### Listed records

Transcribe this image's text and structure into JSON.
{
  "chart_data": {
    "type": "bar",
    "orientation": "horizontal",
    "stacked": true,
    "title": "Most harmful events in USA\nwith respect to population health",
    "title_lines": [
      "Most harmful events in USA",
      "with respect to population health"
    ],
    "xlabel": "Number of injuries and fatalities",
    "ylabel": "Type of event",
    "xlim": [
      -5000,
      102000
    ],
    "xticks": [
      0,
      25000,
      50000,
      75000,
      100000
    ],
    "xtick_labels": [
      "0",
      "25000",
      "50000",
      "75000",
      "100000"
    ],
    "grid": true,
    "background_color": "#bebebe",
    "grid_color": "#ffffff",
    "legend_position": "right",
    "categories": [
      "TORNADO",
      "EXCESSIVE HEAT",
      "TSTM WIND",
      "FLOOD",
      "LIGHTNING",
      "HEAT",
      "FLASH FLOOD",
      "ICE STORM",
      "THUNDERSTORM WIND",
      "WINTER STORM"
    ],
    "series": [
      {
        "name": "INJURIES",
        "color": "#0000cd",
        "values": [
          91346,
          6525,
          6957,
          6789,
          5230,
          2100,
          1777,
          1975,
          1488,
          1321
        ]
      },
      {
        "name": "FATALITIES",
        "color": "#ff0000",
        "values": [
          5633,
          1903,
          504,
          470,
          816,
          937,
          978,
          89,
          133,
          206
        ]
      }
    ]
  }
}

### Goal
Search the data above for the string "harmful" and return every line that has it.

### Solved problem
    "title": "Most harmful events in USA\nwith respect to population health",
      "Most harmful events in USA",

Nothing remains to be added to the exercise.